- Data
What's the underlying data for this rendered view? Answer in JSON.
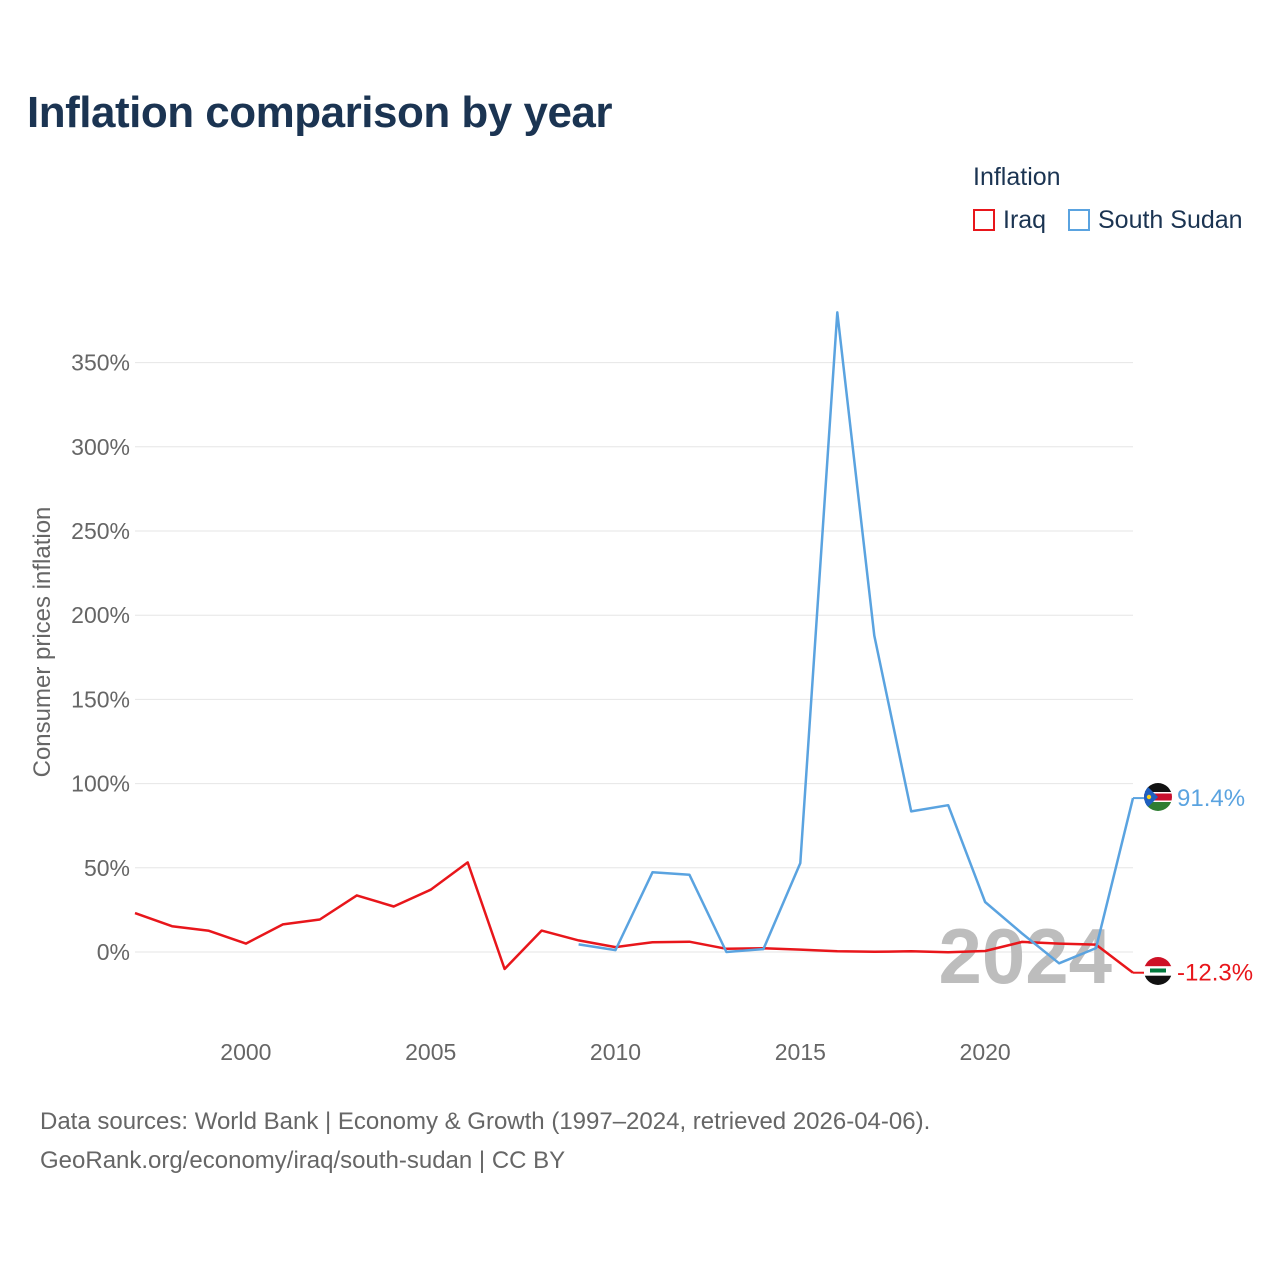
{
  "title": "Inflation comparison by year",
  "legend": {
    "title": "Inflation",
    "items": [
      {
        "name": "Iraq",
        "color": "#e8161b"
      },
      {
        "name": "South Sudan",
        "color": "#5aa3e0"
      }
    ]
  },
  "chart_data": {
    "type": "line",
    "title": "Inflation comparison by year",
    "xlabel": "",
    "ylabel": "Consumer prices inflation",
    "xlim": [
      1997,
      2024
    ],
    "ylim": [
      -35,
      390
    ],
    "x_ticks": [
      2000,
      2005,
      2010,
      2015,
      2020
    ],
    "y_ticks": [
      0,
      50,
      100,
      150,
      200,
      250,
      300,
      350
    ],
    "y_tick_labels": [
      "0%",
      "50%",
      "100%",
      "150%",
      "200%",
      "250%",
      "300%",
      "350%"
    ],
    "grid": true,
    "year_watermark": "2024",
    "series": [
      {
        "name": "Iraq",
        "color": "#e8161b",
        "flag": "iraq-flag-icon",
        "end_label": "-12.3%",
        "x": [
          1997,
          1998,
          1999,
          2000,
          2001,
          2002,
          2003,
          2004,
          2005,
          2006,
          2007,
          2008,
          2009,
          2010,
          2011,
          2012,
          2013,
          2014,
          2015,
          2016,
          2017,
          2018,
          2019,
          2020,
          2021,
          2022,
          2023,
          2024
        ],
        "values": [
          23.1,
          15.3,
          12.6,
          5.0,
          16.4,
          19.3,
          33.6,
          27.0,
          37.0,
          53.2,
          -10.1,
          12.7,
          6.9,
          2.9,
          5.8,
          6.1,
          1.9,
          2.2,
          1.4,
          0.5,
          0.1,
          0.4,
          -0.2,
          0.6,
          6.0,
          5.0,
          4.4,
          -12.3
        ]
      },
      {
        "name": "South Sudan",
        "color": "#5aa3e0",
        "flag": "south-sudan-flag-icon",
        "end_label": "91.4%",
        "x": [
          2009,
          2010,
          2011,
          2012,
          2013,
          2014,
          2015,
          2016,
          2017,
          2018,
          2019,
          2020,
          2021,
          2022,
          2023,
          2024
        ],
        "values": [
          4.5,
          1.1,
          47.3,
          45.9,
          0.0,
          1.7,
          52.8,
          379.8,
          187.9,
          83.5,
          87.2,
          29.7,
          11.0,
          -6.7,
          2.3,
          91.4
        ]
      }
    ]
  },
  "footer": {
    "line1": "Data sources: World Bank | Economy & Growth (1997–2024, retrieved 2026-04-06).",
    "line2": "GeoRank.org/economy/iraq/south-sudan | CC BY"
  }
}
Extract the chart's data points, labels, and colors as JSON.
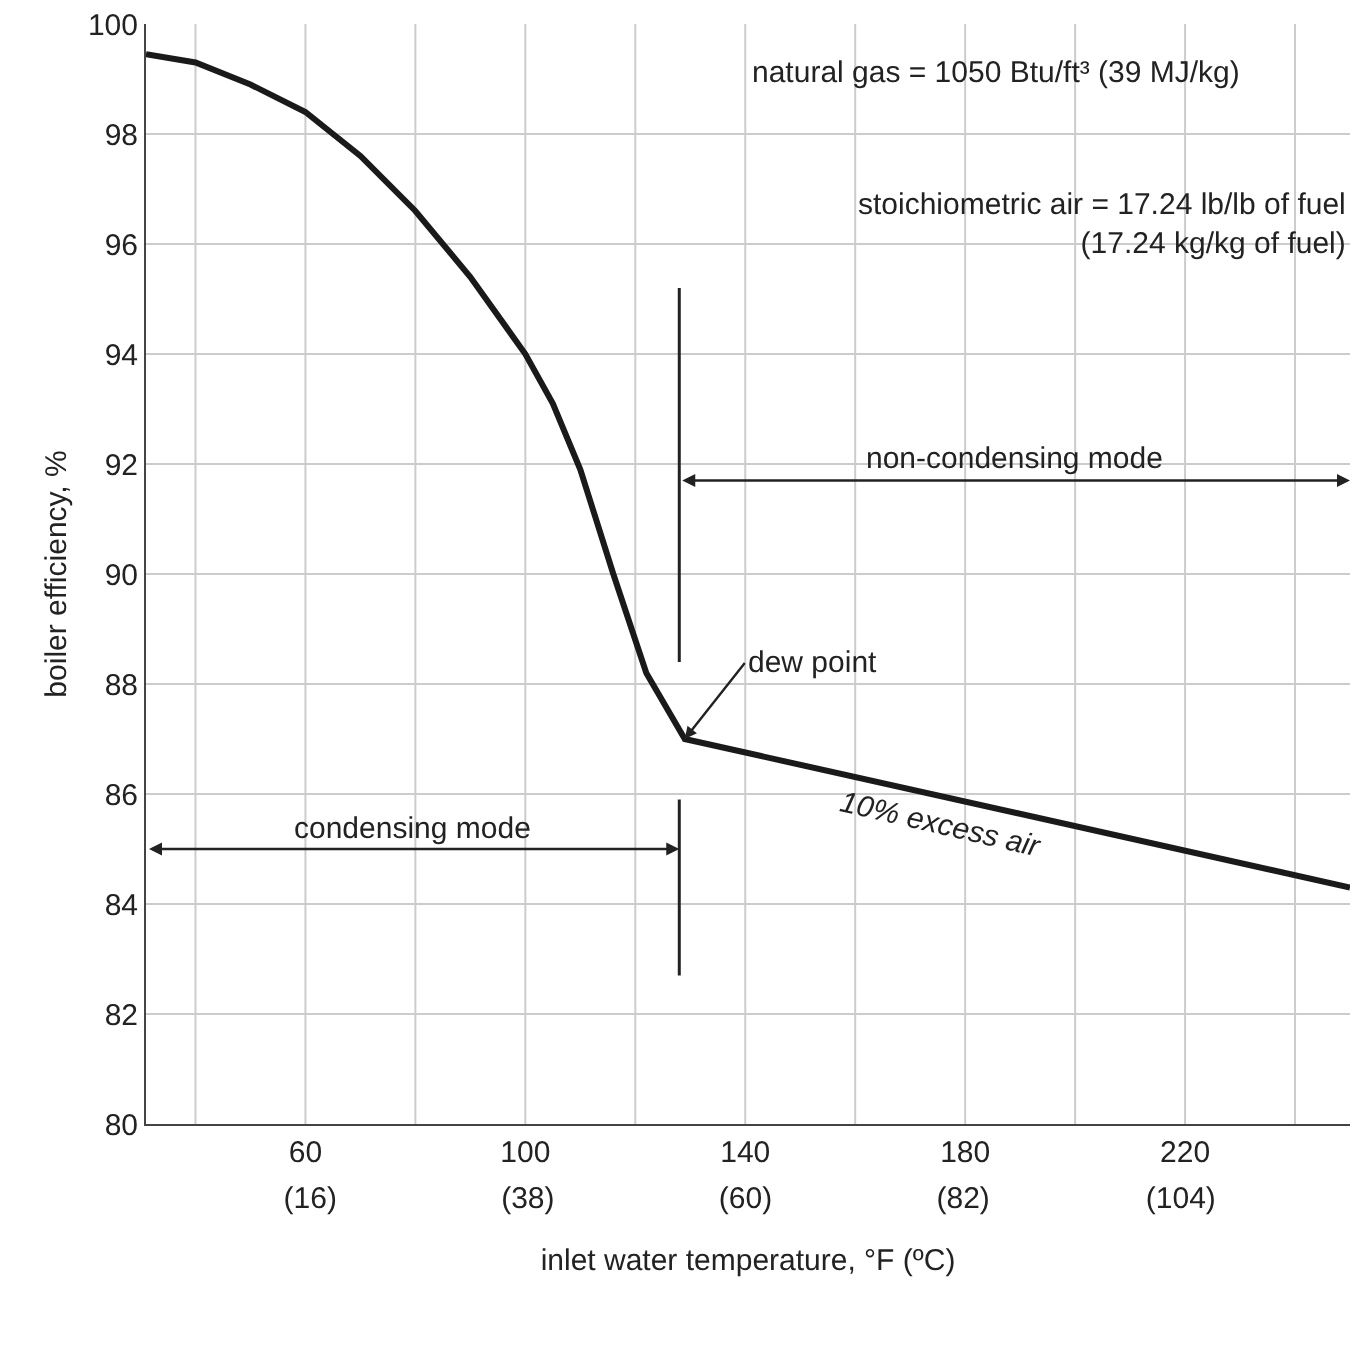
{
  "chart_data": {
    "type": "line",
    "xlabel": "inlet water temperature, °F (ºC)",
    "ylabel": "boiler efficiency, %",
    "x": [
      31,
      40,
      50,
      60,
      70,
      80,
      90,
      100,
      105,
      110,
      116,
      122,
      129,
      250
    ],
    "series": [
      {
        "color": "#1a1a1a",
        "values": [
          99.45,
          99.3,
          98.9,
          98.4,
          97.6,
          96.6,
          95.4,
          94.0,
          93.1,
          91.9,
          90.0,
          88.2,
          87.0,
          84.3
        ]
      }
    ],
    "xlim": [
      31,
      250
    ],
    "xticks": [
      60,
      100,
      140,
      180,
      220
    ],
    "x2lim": [
      -0.6,
      121.1
    ],
    "x2ticks": [
      {
        "value": 16,
        "label": "(16)"
      },
      {
        "value": 38,
        "label": "(38)"
      },
      {
        "value": 60,
        "label": "(60)"
      },
      {
        "value": 82,
        "label": "(82)"
      },
      {
        "value": 104,
        "label": "(104)"
      }
    ],
    "ylim": [
      80,
      100
    ],
    "yticks": [
      80,
      82,
      84,
      86,
      88,
      90,
      92,
      94,
      96,
      98,
      100
    ],
    "grid": true,
    "marker": "none",
    "line_style": "solid",
    "ref_lines": [
      {
        "axis": "x",
        "value": 128
      }
    ],
    "annotations": [
      "natural gas = 1050 Btu/ft³ (39 MJ/kg)",
      "stoichiometric air = 17.24 lb/lb of fuel\n(17.24 kg/kg of fuel)",
      "condensing mode",
      "non-condensing mode",
      {
        "text": "dew point",
        "x": 129,
        "y": 87
      },
      "10% excess air"
    ]
  }
}
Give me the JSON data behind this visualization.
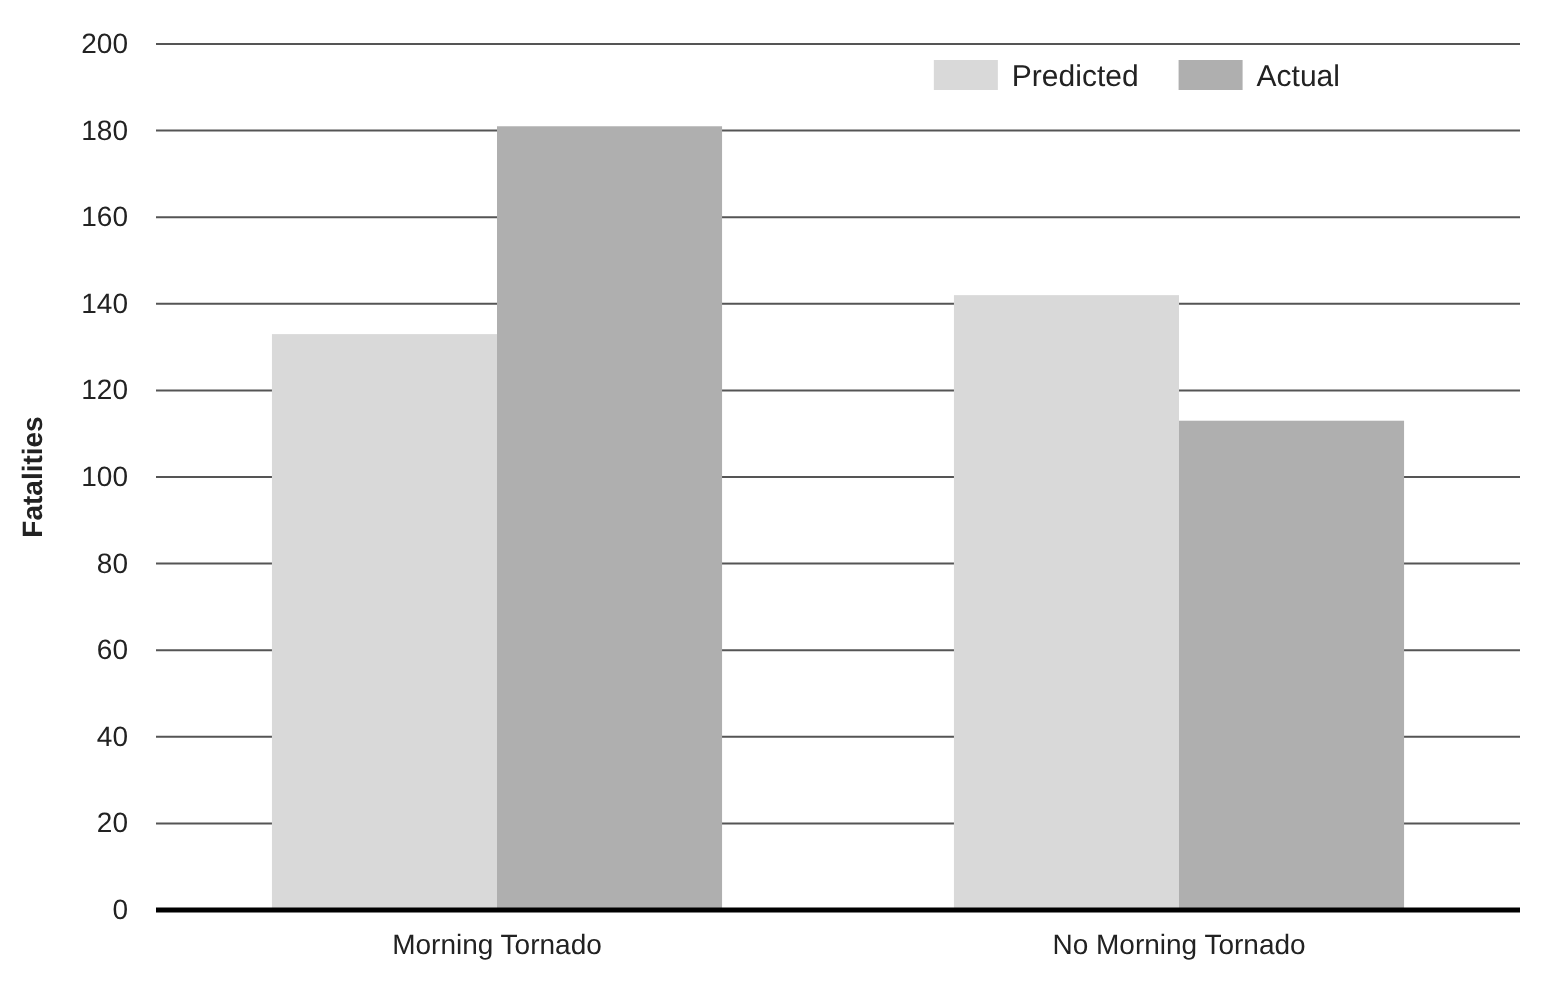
{
  "chart_data": {
    "type": "bar",
    "ylabel": "Fatalities",
    "categories": [
      "Morning Tornado",
      "No Morning Tornado"
    ],
    "series": [
      {
        "name": "Predicted",
        "color": "#d9d9d9",
        "values": [
          133,
          142
        ]
      },
      {
        "name": "Actual",
        "color": "#afafaf",
        "values": [
          181,
          113
        ]
      }
    ],
    "ylim": [
      0,
      200
    ],
    "yticks": [
      0,
      20,
      40,
      60,
      80,
      100,
      120,
      140,
      160,
      180,
      200
    ],
    "grid": "y",
    "legend": "top right"
  }
}
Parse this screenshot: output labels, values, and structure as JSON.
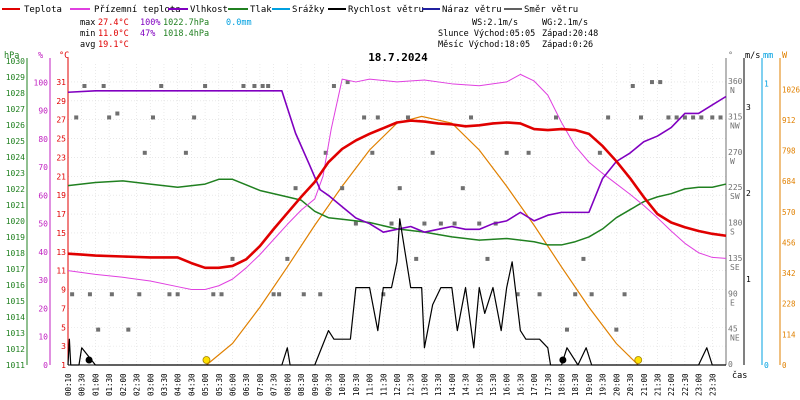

- Goal
How many lines in the listing contain "this"? Answer with the number alone.

- Task output
3